TASK DIRECTIONS: Transcribe the listing exactly, leaving out every picture.

EXTRACTED INFORMATION:
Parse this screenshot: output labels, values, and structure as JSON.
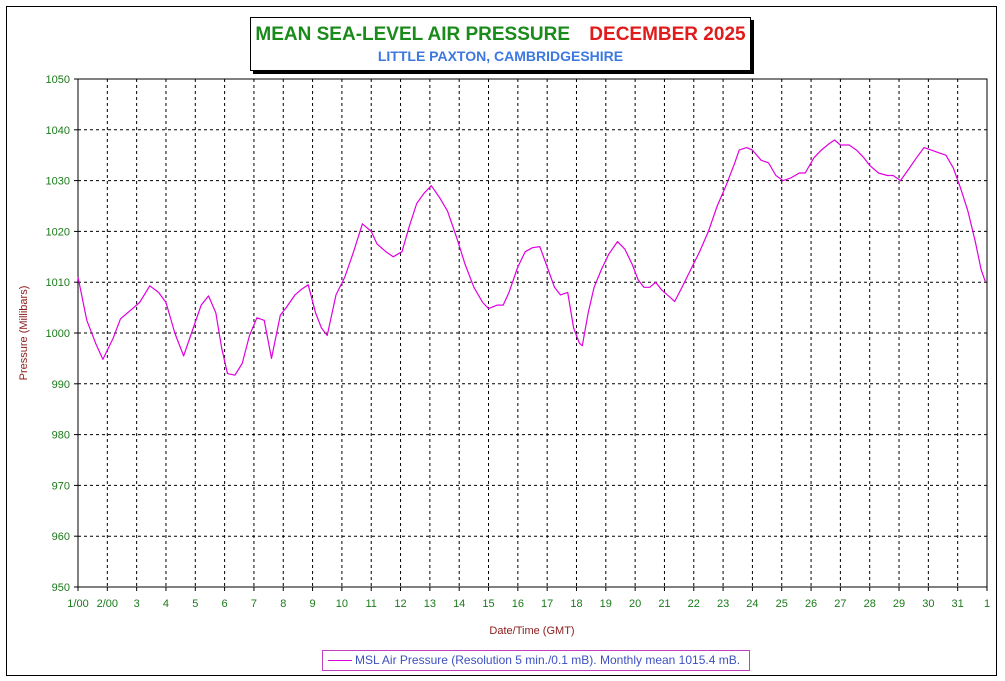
{
  "chart_data": {
    "type": "line",
    "title": "MEAN SEA-LEVEL AIR PRESSURE",
    "title_period": "DECEMBER 2025",
    "subtitle": "LITTLE PAXTON, CAMBRIDGESHIRE",
    "xlabel": "Date/Time (GMT)",
    "ylabel": "Pressure (Millibars)",
    "ylim": [
      950,
      1050
    ],
    "yticks": [
      950,
      960,
      970,
      980,
      990,
      1000,
      1010,
      1020,
      1030,
      1040,
      1050
    ],
    "xlim_days": [
      0,
      31
    ],
    "xtick_labels": [
      "1/00",
      "2/00",
      "3",
      "4",
      "5",
      "6",
      "7",
      "8",
      "9",
      "10",
      "11",
      "12",
      "13",
      "14",
      "15",
      "16",
      "17",
      "18",
      "19",
      "20",
      "21",
      "22",
      "23",
      "24",
      "25",
      "26",
      "27",
      "28",
      "29",
      "30",
      "31",
      "1"
    ],
    "grid": true,
    "legend_position": "bottom-center",
    "series": [
      {
        "name": "MSL Air Pressure (Resolution 5 min./0.1 mB). Monthly mean 1015.4 mB.",
        "color": "#e000e0",
        "points": [
          [
            0.0,
            1011.0
          ],
          [
            0.3,
            1002.5
          ],
          [
            0.6,
            998.0
          ],
          [
            0.85,
            994.8
          ],
          [
            1.2,
            999.0
          ],
          [
            1.45,
            1002.8
          ],
          [
            1.8,
            1004.5
          ],
          [
            2.1,
            1006.0
          ],
          [
            2.45,
            1009.3
          ],
          [
            2.75,
            1008.0
          ],
          [
            3.0,
            1006.0
          ],
          [
            3.3,
            1000.0
          ],
          [
            3.6,
            995.5
          ],
          [
            3.9,
            1000.5
          ],
          [
            4.2,
            1005.5
          ],
          [
            4.45,
            1007.3
          ],
          [
            4.7,
            1004.0
          ],
          [
            4.9,
            997.0
          ],
          [
            5.1,
            992.0
          ],
          [
            5.35,
            991.7
          ],
          [
            5.6,
            994.0
          ],
          [
            5.85,
            999.5
          ],
          [
            6.1,
            1003.0
          ],
          [
            6.35,
            1002.5
          ],
          [
            6.6,
            995.0
          ],
          [
            6.9,
            1003.5
          ],
          [
            7.1,
            1005.0
          ],
          [
            7.4,
            1007.5
          ],
          [
            7.6,
            1008.5
          ],
          [
            7.85,
            1009.5
          ],
          [
            8.1,
            1004.0
          ],
          [
            8.3,
            1001.0
          ],
          [
            8.5,
            999.5
          ],
          [
            8.8,
            1007.5
          ],
          [
            9.1,
            1011.0
          ],
          [
            9.4,
            1016.0
          ],
          [
            9.7,
            1021.5
          ],
          [
            10.0,
            1020.0
          ],
          [
            10.2,
            1017.5
          ],
          [
            10.5,
            1016.0
          ],
          [
            10.75,
            1015.0
          ],
          [
            11.05,
            1016.0
          ],
          [
            11.3,
            1021.0
          ],
          [
            11.55,
            1025.5
          ],
          [
            11.8,
            1027.5
          ],
          [
            12.05,
            1029.0
          ],
          [
            12.35,
            1026.5
          ],
          [
            12.6,
            1024.0
          ],
          [
            12.9,
            1019.0
          ],
          [
            13.2,
            1013.5
          ],
          [
            13.5,
            1009.0
          ],
          [
            13.8,
            1006.0
          ],
          [
            14.0,
            1004.8
          ],
          [
            14.3,
            1005.5
          ],
          [
            14.5,
            1005.5
          ],
          [
            14.7,
            1008.0
          ],
          [
            15.0,
            1013.0
          ],
          [
            15.25,
            1016.0
          ],
          [
            15.5,
            1016.8
          ],
          [
            15.75,
            1017.0
          ],
          [
            16.0,
            1013.0
          ],
          [
            16.25,
            1009.0
          ],
          [
            16.45,
            1007.5
          ],
          [
            16.7,
            1008.0
          ],
          [
            16.9,
            1001.0
          ],
          [
            17.1,
            998.0
          ],
          [
            17.2,
            997.5
          ],
          [
            17.4,
            1004.0
          ],
          [
            17.6,
            1009.0
          ],
          [
            17.85,
            1012.5
          ],
          [
            18.1,
            1015.5
          ],
          [
            18.4,
            1018.0
          ],
          [
            18.65,
            1016.5
          ],
          [
            18.9,
            1013.5
          ],
          [
            19.1,
            1010.5
          ],
          [
            19.3,
            1009.0
          ],
          [
            19.5,
            1009.0
          ],
          [
            19.7,
            1010.0
          ],
          [
            19.9,
            1008.5
          ],
          [
            20.2,
            1007.0
          ],
          [
            20.35,
            1006.2
          ],
          [
            20.6,
            1009.0
          ],
          [
            20.9,
            1012.5
          ],
          [
            21.2,
            1016.0
          ],
          [
            21.5,
            1020.0
          ],
          [
            21.8,
            1025.0
          ],
          [
            22.1,
            1029.0
          ],
          [
            22.4,
            1033.5
          ],
          [
            22.55,
            1036.0
          ],
          [
            22.8,
            1036.5
          ],
          [
            23.0,
            1036.0
          ],
          [
            23.3,
            1034.0
          ],
          [
            23.55,
            1033.5
          ],
          [
            23.8,
            1031.0
          ],
          [
            24.05,
            1030.0
          ],
          [
            24.3,
            1030.5
          ],
          [
            24.6,
            1031.5
          ],
          [
            24.8,
            1031.5
          ],
          [
            25.1,
            1034.5
          ],
          [
            25.35,
            1036.0
          ],
          [
            25.6,
            1037.2
          ],
          [
            25.8,
            1038.0
          ],
          [
            26.0,
            1037.0
          ],
          [
            26.3,
            1037.0
          ],
          [
            26.55,
            1036.0
          ],
          [
            26.8,
            1034.5
          ],
          [
            27.0,
            1033.0
          ],
          [
            27.3,
            1031.5
          ],
          [
            27.6,
            1031.0
          ],
          [
            27.8,
            1031.0
          ],
          [
            28.05,
            1030.0
          ],
          [
            28.3,
            1032.0
          ],
          [
            28.6,
            1034.5
          ],
          [
            28.85,
            1036.5
          ],
          [
            29.1,
            1036.0
          ],
          [
            29.35,
            1035.5
          ],
          [
            29.6,
            1035.0
          ],
          [
            29.85,
            1032.5
          ],
          [
            30.1,
            1028.5
          ],
          [
            30.35,
            1024.0
          ],
          [
            30.6,
            1018.0
          ],
          [
            30.8,
            1012.5
          ],
          [
            30.95,
            1010.0
          ]
        ]
      }
    ]
  }
}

RESULT FOR THIS TASK:
Parse this screenshot: output labels, values, and structure as JSON.
{
  "chart_data": {
    "type": "line",
    "title": "MEAN SEA-LEVEL AIR PRESSURE",
    "title_period": "DECEMBER 2025",
    "subtitle": "LITTLE PAXTON, CAMBRIDGESHIRE",
    "xlabel": "Date/Time (GMT)",
    "ylabel": "Pressure (Millibars)",
    "ylim": [
      950,
      1050
    ],
    "yticks": [
      950,
      960,
      970,
      980,
      990,
      1000,
      1010,
      1020,
      1030,
      1040,
      1050
    ],
    "xlim_days": [
      0,
      31
    ],
    "xtick_labels": [
      "1/00",
      "2/00",
      "3",
      "4",
      "5",
      "6",
      "7",
      "8",
      "9",
      "10",
      "11",
      "12",
      "13",
      "14",
      "15",
      "16",
      "17",
      "18",
      "19",
      "20",
      "21",
      "22",
      "23",
      "24",
      "25",
      "26",
      "27",
      "28",
      "29",
      "30",
      "31",
      "1"
    ],
    "grid": true,
    "legend_position": "bottom-center",
    "series": [
      {
        "name": "MSL Air Pressure (Resolution 5 min./0.1 mB). Monthly mean 1015.4 mB.",
        "color": "#e000e0",
        "points": [
          [
            0.0,
            1011.0
          ],
          [
            0.3,
            1002.5
          ],
          [
            0.6,
            998.0
          ],
          [
            0.85,
            994.8
          ],
          [
            1.2,
            999.0
          ],
          [
            1.45,
            1002.8
          ],
          [
            1.8,
            1004.5
          ],
          [
            2.1,
            1006.0
          ],
          [
            2.45,
            1009.3
          ],
          [
            2.75,
            1008.0
          ],
          [
            3.0,
            1006.0
          ],
          [
            3.3,
            1000.0
          ],
          [
            3.6,
            995.5
          ],
          [
            3.9,
            1000.5
          ],
          [
            4.2,
            1005.5
          ],
          [
            4.45,
            1007.3
          ],
          [
            4.7,
            1004.0
          ],
          [
            4.9,
            997.0
          ],
          [
            5.1,
            992.0
          ],
          [
            5.35,
            991.7
          ],
          [
            5.6,
            994.0
          ],
          [
            5.85,
            999.5
          ],
          [
            6.1,
            1003.0
          ],
          [
            6.35,
            1002.5
          ],
          [
            6.6,
            995.0
          ],
          [
            6.9,
            1003.5
          ],
          [
            7.1,
            1005.0
          ],
          [
            7.4,
            1007.5
          ],
          [
            7.6,
            1008.5
          ],
          [
            7.85,
            1009.5
          ],
          [
            8.1,
            1004.0
          ],
          [
            8.3,
            1001.0
          ],
          [
            8.5,
            999.5
          ],
          [
            8.8,
            1007.5
          ],
          [
            9.1,
            1011.0
          ],
          [
            9.4,
            1016.0
          ],
          [
            9.7,
            1021.5
          ],
          [
            10.0,
            1020.0
          ],
          [
            10.2,
            1017.5
          ],
          [
            10.5,
            1016.0
          ],
          [
            10.75,
            1015.0
          ],
          [
            11.05,
            1016.0
          ],
          [
            11.3,
            1021.0
          ],
          [
            11.55,
            1025.5
          ],
          [
            11.8,
            1027.5
          ],
          [
            12.05,
            1029.0
          ],
          [
            12.35,
            1026.5
          ],
          [
            12.6,
            1024.0
          ],
          [
            12.9,
            1019.0
          ],
          [
            13.2,
            1013.5
          ],
          [
            13.5,
            1009.0
          ],
          [
            13.8,
            1006.0
          ],
          [
            14.0,
            1004.8
          ],
          [
            14.3,
            1005.5
          ],
          [
            14.5,
            1005.5
          ],
          [
            14.7,
            1008.0
          ],
          [
            15.0,
            1013.0
          ],
          [
            15.25,
            1016.0
          ],
          [
            15.5,
            1016.8
          ],
          [
            15.75,
            1017.0
          ],
          [
            16.0,
            1013.0
          ],
          [
            16.25,
            1009.0
          ],
          [
            16.45,
            1007.5
          ],
          [
            16.7,
            1008.0
          ],
          [
            16.9,
            1001.0
          ],
          [
            17.1,
            998.0
          ],
          [
            17.2,
            997.5
          ],
          [
            17.4,
            1004.0
          ],
          [
            17.6,
            1009.0
          ],
          [
            17.85,
            1012.5
          ],
          [
            18.1,
            1015.5
          ],
          [
            18.4,
            1018.0
          ],
          [
            18.65,
            1016.5
          ],
          [
            18.9,
            1013.5
          ],
          [
            19.1,
            1010.5
          ],
          [
            19.3,
            1009.0
          ],
          [
            19.5,
            1009.0
          ],
          [
            19.7,
            1010.0
          ],
          [
            19.9,
            1008.5
          ],
          [
            20.2,
            1007.0
          ],
          [
            20.35,
            1006.2
          ],
          [
            20.6,
            1009.0
          ],
          [
            20.9,
            1012.5
          ],
          [
            21.2,
            1016.0
          ],
          [
            21.5,
            1020.0
          ],
          [
            21.8,
            1025.0
          ],
          [
            22.1,
            1029.0
          ],
          [
            22.4,
            1033.5
          ],
          [
            22.55,
            1036.0
          ],
          [
            22.8,
            1036.5
          ],
          [
            23.0,
            1036.0
          ],
          [
            23.3,
            1034.0
          ],
          [
            23.55,
            1033.5
          ],
          [
            23.8,
            1031.0
          ],
          [
            24.05,
            1030.0
          ],
          [
            24.3,
            1030.5
          ],
          [
            24.6,
            1031.5
          ],
          [
            24.8,
            1031.5
          ],
          [
            25.1,
            1034.5
          ],
          [
            25.35,
            1036.0
          ],
          [
            25.6,
            1037.2
          ],
          [
            25.8,
            1038.0
          ],
          [
            26.0,
            1037.0
          ],
          [
            26.3,
            1037.0
          ],
          [
            26.55,
            1036.0
          ],
          [
            26.8,
            1034.5
          ],
          [
            27.0,
            1033.0
          ],
          [
            27.3,
            1031.5
          ],
          [
            27.6,
            1031.0
          ],
          [
            27.8,
            1031.0
          ],
          [
            28.05,
            1030.0
          ],
          [
            28.3,
            1032.0
          ],
          [
            28.6,
            1034.5
          ],
          [
            28.85,
            1036.5
          ],
          [
            29.1,
            1036.0
          ],
          [
            29.35,
            1035.5
          ],
          [
            29.6,
            1035.0
          ],
          [
            29.85,
            1032.5
          ],
          [
            30.1,
            1028.5
          ],
          [
            30.35,
            1024.0
          ],
          [
            30.6,
            1018.0
          ],
          [
            30.8,
            1012.5
          ],
          [
            30.95,
            1010.0
          ]
        ]
      }
    ]
  }
}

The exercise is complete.